++++ INPUT MATERIAL

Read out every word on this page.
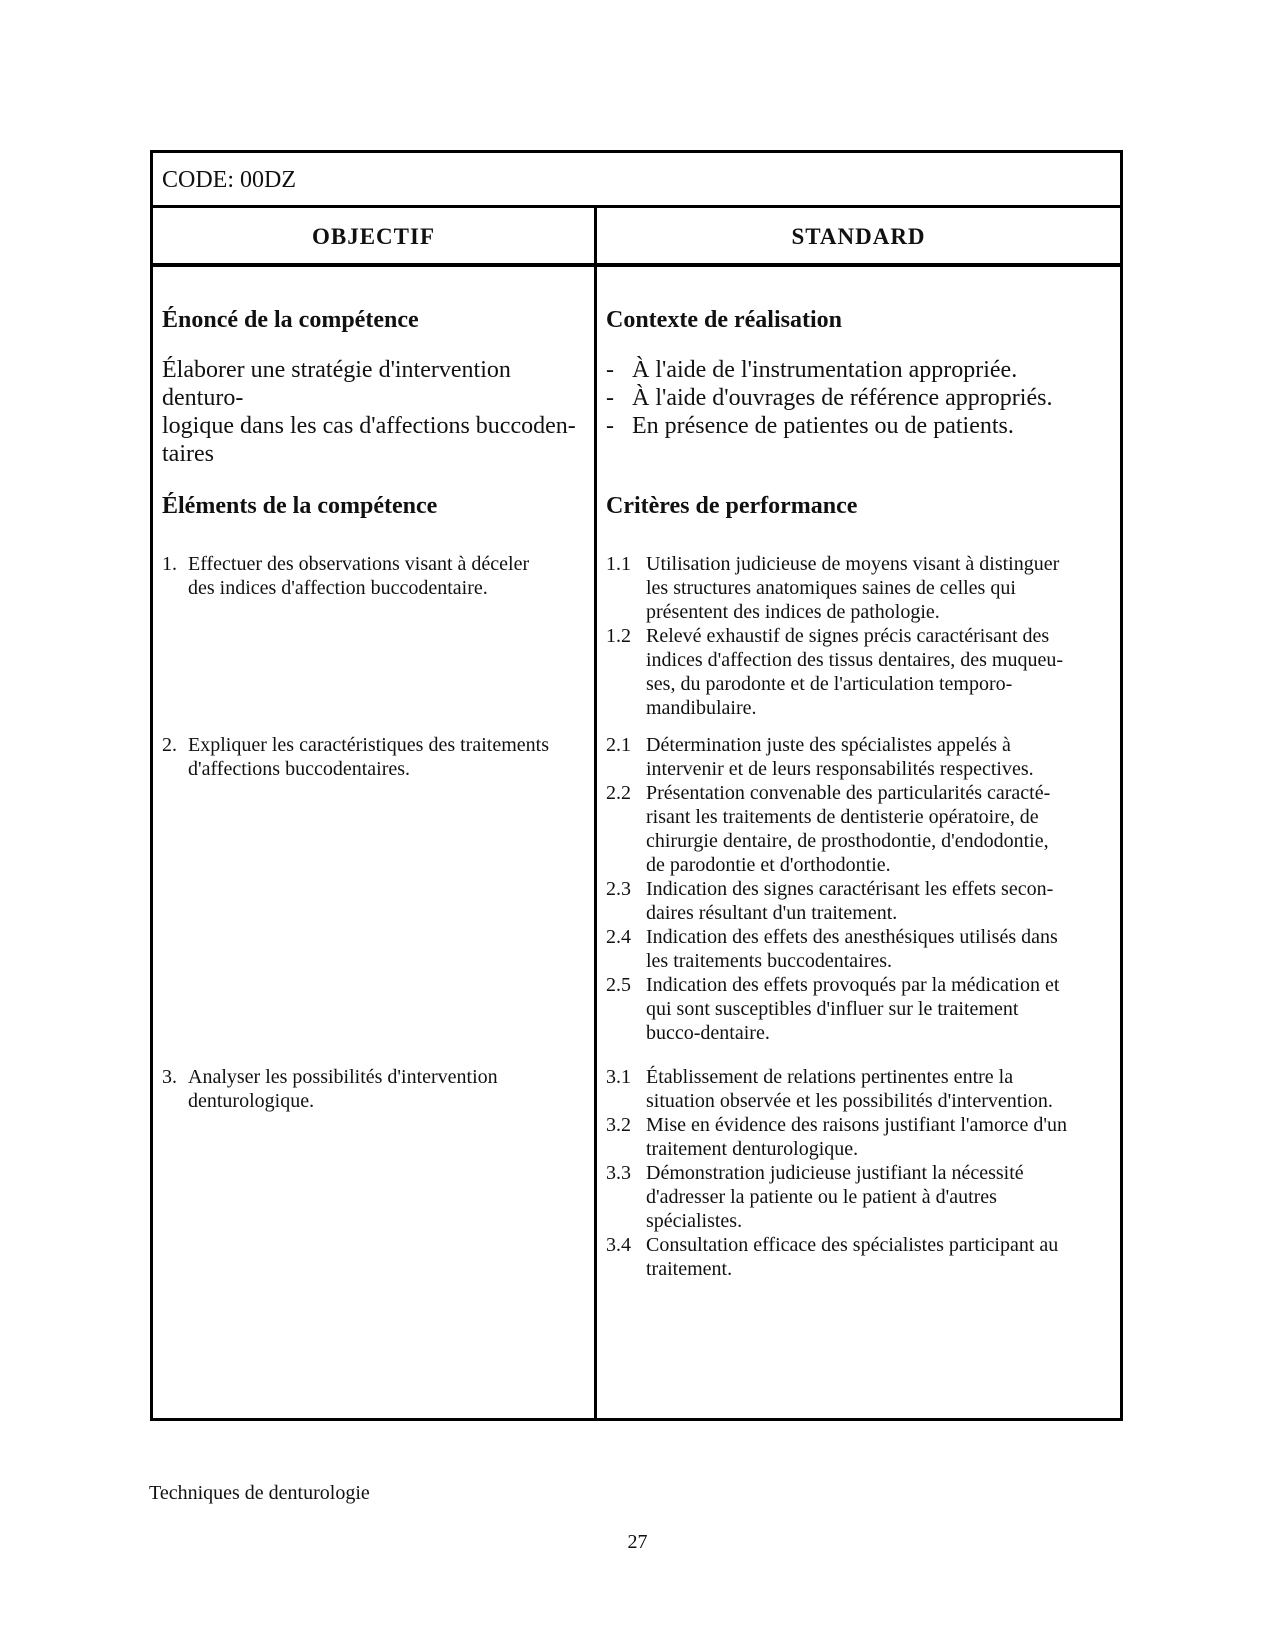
CODE: 00DZ
OBJECTIF	STANDARD
Énoncé de la compétence
Élaborer une stratégie d'intervention denturo-
logique dans les cas d'affections buccoden-
taires
Éléments de la compétence
1. Effectuer des observations visant à déceler
des indices d'affection buccodentaire.
2. Expliquer les caractéristiques des traitements
d'affections buccodentaires.
3. Analyser les possibilités d'intervention
denturologique.
Contexte de réalisation
- À l'aide de l'instrumentation appropriée.
- À l'aide d'ouvrages de référence appropriés.
- En présence de patientes ou de patients.
Critères de performance
1.1 Utilisation judicieuse de moyens visant à distinguer
les structures anatomiques saines de celles qui
présentent des indices de pathologie.
1.2 Relevé exhaustif de signes précis caractérisant des
indices d'affection des tissus dentaires, des muqueu-
ses, du parodonte et de l'articulation temporo-
mandibulaire.
2.1 Détermination juste des spécialistes appelés à
intervenir et de leurs responsabilités respectives.
2.2 Présentation convenable des particularités caracté-
risant les traitements de dentisterie opératoire, de
chirurgie dentaire, de prosthodontie, d'endodontie,
de parodontie et d'orthodontie.
2.3 Indication des signes caractérisant les effets secon-
daires résultant d'un traitement.
2.4 Indication des effets des anesthésiques utilisés dans
les traitements buccodentaires.
2.5 Indication des effets provoqués par la médication et
qui sont susceptibles d'influer sur le traitement
bucco-dentaire.
3.1 Établissement de relations pertinentes entre la
situation observée et les possibilités d'intervention.
3.2 Mise en évidence des raisons justifiant l'amorce d'un
traitement denturologique.
3.3 Démonstration judicieuse justifiant la nécessité
d'adresser la patiente ou le patient à d'autres
spécialistes.
3.4 Consultation efficace des spécialistes participant au
traitement.
Techniques de denturologie
27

++++++++

§ **TRY IT**:
Report how many lines in the material contain the word "affections", writing the number and nothing more.

§ **RESPONSE BELOW**:
2